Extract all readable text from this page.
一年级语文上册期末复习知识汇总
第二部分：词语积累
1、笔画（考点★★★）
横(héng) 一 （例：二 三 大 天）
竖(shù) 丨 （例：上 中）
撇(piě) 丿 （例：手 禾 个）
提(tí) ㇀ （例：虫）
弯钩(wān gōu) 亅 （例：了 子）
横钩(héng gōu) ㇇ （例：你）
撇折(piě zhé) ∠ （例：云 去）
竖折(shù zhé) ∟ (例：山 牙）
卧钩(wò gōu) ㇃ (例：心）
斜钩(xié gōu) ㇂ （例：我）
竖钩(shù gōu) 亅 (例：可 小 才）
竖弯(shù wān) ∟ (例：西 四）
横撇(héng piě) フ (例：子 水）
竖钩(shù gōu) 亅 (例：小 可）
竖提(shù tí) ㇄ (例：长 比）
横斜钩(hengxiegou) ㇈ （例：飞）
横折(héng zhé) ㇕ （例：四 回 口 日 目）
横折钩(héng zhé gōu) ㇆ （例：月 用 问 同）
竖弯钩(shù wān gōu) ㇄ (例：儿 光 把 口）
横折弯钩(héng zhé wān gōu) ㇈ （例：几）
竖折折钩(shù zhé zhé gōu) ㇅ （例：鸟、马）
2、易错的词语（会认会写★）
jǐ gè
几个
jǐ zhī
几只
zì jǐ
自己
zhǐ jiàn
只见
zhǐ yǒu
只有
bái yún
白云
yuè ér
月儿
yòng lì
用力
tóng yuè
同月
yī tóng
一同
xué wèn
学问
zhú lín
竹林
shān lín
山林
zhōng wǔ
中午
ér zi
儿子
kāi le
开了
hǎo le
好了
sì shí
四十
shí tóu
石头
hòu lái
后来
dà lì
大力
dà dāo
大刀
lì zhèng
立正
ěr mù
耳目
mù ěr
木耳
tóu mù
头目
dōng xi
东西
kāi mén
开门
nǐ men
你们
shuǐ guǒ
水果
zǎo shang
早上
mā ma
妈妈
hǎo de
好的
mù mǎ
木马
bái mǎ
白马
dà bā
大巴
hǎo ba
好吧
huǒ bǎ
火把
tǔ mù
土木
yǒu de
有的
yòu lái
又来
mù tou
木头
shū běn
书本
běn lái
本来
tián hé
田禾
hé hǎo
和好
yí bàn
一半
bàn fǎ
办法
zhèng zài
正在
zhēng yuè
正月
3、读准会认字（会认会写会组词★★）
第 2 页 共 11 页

════════════════

GIVEN TASK
Report how many lines of the records above contain the word "héng", giving only the number.

REPLY TO THE EXERCISE
6